PAGE EXCERPT:
--- begin ---

One of the most important things to know when landscaping is where your septic system is. It helps you know what to avoid when landscaping or doing other projects. If you don’t know where your system is, you can find out using OnlineRME. Don’t see them there? Your system might be too old or installed before records were required. If this is the case, you can hire a septic professional to help figure out where your system is.


Grass is the #1 choice! Why? Because it provides year-round coverage, has shallow roots, and allows oxygen and water to move easily through the soil. If you choose plants other than grass over your drainfield, keep these traits in mind:

Shallow Rooted | Roots can clog holes, break pipes, and cause lots of damage. Some systems can be buried as shallow as six inches underground, so it’s important to pick plants that have shallow roots. 

Year-Round Coverage | Year-round coverage will prevent runoff of the topsoil above your drainfield, and it will keep the microbes in the soil happy by making sure oxygen gets into the ground all year long. 

Drought Resistance | Drought-resistant plants can be good for your drainfield because they need little water. However, some drought-tolerant plants can handle dry spells because of long, wide-spread roots that reach way down where water is present (which would be your drainlines!) and could cause damage. If a plant is drought resistant, make sure it still has shallow roots. 

Native Plants | Native plants are accustomed to our climate and require less maintenance. They’ll need less watering which will save your drainfield the added stress from extra water.

For recommendations on plant types, contact a nursery professional.

--- end ---

WORK TO DO: In the excerpt on landscaping over a septic drainfield, how shallow can some systems be buried?

EXTRACTED MATERIAL:
--- begin ---

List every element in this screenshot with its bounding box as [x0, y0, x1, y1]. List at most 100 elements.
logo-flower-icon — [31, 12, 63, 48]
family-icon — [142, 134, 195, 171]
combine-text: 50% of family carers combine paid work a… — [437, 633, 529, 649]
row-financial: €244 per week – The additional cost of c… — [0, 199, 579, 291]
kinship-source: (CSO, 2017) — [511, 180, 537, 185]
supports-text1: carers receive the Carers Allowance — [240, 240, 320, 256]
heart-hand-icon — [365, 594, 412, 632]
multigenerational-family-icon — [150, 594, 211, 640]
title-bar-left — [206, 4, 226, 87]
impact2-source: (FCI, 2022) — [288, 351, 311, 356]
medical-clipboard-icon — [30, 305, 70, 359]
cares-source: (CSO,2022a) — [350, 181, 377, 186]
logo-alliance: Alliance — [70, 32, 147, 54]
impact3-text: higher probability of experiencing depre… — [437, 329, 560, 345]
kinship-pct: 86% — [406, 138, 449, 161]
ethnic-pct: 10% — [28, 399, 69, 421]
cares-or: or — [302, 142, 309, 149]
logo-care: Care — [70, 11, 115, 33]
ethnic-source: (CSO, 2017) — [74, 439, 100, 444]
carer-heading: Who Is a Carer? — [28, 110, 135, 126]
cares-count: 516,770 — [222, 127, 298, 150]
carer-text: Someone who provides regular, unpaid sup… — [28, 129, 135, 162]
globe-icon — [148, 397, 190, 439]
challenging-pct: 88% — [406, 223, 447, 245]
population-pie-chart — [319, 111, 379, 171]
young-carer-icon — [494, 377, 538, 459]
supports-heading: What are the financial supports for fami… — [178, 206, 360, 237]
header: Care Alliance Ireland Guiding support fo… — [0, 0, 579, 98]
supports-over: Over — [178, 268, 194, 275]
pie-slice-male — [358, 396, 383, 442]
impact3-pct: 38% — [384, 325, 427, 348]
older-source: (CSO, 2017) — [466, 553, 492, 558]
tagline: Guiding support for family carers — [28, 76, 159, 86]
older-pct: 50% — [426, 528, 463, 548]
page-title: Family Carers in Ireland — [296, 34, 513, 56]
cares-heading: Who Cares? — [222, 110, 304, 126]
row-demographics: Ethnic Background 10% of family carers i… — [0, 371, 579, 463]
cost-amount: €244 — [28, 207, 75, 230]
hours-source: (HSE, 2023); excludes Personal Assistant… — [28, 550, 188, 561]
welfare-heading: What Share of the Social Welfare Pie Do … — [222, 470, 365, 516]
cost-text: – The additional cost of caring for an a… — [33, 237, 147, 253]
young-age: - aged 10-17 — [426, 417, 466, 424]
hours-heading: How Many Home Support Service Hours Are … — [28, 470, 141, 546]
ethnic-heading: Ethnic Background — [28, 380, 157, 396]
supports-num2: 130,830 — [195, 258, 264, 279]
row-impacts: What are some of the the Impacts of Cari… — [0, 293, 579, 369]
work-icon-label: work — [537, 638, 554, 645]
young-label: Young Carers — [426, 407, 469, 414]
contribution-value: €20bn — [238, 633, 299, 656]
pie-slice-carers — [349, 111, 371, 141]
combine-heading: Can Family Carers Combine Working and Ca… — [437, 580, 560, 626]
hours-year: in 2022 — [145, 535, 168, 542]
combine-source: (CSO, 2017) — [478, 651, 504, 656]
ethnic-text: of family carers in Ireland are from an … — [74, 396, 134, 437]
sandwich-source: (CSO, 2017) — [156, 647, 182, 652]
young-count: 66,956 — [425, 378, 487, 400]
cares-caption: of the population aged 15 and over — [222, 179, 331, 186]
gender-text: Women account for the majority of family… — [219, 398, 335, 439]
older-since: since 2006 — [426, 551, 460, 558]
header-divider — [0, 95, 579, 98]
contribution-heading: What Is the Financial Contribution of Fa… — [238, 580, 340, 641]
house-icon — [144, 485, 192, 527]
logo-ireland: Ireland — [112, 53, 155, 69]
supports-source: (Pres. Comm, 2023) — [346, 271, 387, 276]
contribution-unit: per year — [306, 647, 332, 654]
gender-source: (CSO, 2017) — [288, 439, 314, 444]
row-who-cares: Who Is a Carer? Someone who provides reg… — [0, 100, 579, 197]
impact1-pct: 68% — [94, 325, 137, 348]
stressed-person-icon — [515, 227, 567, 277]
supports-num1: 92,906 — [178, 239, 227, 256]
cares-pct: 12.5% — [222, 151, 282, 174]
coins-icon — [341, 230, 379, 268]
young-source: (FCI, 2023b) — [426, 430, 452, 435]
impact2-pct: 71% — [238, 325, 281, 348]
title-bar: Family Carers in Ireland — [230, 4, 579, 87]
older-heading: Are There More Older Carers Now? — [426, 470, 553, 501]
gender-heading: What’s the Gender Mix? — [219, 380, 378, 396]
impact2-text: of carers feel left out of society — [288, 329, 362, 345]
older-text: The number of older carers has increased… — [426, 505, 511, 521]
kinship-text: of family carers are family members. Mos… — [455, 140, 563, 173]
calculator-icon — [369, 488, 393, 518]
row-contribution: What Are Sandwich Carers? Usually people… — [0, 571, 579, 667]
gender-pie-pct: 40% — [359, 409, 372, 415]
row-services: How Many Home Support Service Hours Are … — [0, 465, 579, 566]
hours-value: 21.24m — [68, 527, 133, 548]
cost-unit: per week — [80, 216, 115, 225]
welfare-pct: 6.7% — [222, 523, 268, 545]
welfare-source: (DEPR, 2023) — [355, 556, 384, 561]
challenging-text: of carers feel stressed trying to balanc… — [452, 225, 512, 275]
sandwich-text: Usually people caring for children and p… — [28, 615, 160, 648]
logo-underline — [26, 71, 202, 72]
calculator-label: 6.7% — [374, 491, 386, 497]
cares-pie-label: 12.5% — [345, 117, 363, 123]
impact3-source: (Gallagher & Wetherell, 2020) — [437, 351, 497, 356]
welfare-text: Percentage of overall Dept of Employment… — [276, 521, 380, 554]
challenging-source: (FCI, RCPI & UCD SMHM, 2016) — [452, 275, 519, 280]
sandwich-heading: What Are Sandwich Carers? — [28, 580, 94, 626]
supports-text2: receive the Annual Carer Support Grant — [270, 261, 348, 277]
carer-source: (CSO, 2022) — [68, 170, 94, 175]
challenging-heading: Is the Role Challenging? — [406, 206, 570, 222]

--- end ---
--- begin ---

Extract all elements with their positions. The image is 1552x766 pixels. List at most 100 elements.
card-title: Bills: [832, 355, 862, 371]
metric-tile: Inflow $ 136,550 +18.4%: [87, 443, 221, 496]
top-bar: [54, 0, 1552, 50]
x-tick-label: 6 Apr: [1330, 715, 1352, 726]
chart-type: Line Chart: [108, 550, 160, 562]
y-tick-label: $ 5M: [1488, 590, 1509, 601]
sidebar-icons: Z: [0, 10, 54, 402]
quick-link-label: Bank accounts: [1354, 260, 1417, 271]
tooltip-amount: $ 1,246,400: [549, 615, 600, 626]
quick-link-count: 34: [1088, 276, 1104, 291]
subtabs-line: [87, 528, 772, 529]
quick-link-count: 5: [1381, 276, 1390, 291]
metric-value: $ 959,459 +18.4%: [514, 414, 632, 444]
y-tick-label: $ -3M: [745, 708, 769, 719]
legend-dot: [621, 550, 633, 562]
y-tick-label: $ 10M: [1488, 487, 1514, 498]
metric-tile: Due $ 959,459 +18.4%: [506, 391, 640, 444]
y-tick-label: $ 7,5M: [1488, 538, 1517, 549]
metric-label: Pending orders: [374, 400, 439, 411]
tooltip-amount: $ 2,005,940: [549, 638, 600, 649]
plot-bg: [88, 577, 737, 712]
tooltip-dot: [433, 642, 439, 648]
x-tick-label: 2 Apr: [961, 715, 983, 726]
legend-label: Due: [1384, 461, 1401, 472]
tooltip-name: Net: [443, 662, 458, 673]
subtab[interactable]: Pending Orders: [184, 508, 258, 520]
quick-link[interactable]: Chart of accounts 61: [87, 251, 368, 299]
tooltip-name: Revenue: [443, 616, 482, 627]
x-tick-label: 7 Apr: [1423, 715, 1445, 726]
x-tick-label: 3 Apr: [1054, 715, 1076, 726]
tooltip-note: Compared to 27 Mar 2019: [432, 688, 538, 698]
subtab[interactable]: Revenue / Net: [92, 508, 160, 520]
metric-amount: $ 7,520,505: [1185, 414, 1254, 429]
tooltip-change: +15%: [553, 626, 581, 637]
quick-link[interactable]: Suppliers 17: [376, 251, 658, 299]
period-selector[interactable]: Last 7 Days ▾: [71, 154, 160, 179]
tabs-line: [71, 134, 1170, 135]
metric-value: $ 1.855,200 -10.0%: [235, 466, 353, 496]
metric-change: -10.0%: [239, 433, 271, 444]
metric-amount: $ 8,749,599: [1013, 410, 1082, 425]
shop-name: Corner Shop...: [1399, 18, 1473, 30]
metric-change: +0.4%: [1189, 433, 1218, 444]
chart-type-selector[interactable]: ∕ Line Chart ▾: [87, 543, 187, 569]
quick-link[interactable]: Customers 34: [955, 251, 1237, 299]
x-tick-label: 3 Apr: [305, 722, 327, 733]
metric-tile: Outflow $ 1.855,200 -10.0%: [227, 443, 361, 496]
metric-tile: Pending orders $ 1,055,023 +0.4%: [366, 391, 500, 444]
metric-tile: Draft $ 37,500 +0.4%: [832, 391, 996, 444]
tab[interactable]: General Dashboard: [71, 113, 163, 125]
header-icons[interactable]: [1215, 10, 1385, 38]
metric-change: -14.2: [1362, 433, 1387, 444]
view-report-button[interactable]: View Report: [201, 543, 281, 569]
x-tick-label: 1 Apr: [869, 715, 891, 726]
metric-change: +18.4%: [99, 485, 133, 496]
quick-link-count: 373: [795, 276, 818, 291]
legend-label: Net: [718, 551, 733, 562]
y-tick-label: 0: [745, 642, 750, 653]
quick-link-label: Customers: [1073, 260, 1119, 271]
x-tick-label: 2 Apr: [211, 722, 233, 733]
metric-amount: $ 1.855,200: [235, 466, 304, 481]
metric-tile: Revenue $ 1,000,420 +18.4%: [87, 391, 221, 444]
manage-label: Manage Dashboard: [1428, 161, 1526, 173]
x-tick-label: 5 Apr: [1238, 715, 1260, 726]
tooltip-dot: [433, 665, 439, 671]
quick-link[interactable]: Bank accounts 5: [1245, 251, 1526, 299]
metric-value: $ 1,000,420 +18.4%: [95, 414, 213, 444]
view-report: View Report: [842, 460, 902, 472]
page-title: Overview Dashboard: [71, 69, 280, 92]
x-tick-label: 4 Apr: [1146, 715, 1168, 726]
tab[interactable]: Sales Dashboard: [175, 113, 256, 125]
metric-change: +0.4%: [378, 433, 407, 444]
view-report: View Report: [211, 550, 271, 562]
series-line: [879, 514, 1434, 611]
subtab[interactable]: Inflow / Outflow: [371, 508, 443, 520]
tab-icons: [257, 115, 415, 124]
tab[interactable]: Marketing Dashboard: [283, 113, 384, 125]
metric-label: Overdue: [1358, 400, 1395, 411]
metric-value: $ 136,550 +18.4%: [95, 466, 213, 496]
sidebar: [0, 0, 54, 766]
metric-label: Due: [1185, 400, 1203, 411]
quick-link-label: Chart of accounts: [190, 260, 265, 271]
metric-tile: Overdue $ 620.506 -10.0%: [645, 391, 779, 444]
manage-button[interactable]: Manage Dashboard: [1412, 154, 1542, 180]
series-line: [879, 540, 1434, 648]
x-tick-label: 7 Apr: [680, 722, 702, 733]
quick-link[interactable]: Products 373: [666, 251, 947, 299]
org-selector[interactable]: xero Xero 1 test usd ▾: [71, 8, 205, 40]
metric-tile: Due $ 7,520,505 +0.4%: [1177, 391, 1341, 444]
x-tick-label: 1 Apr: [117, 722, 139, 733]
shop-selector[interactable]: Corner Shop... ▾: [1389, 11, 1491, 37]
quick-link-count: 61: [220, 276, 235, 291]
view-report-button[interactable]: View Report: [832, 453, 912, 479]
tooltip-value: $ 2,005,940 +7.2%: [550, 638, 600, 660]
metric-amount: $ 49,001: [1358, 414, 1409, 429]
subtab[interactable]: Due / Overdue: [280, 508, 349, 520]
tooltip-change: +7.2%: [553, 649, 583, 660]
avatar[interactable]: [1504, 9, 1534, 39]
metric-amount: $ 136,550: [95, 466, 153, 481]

--- end ---

RESULT OF THIS TASK: As shallow as six inches underground.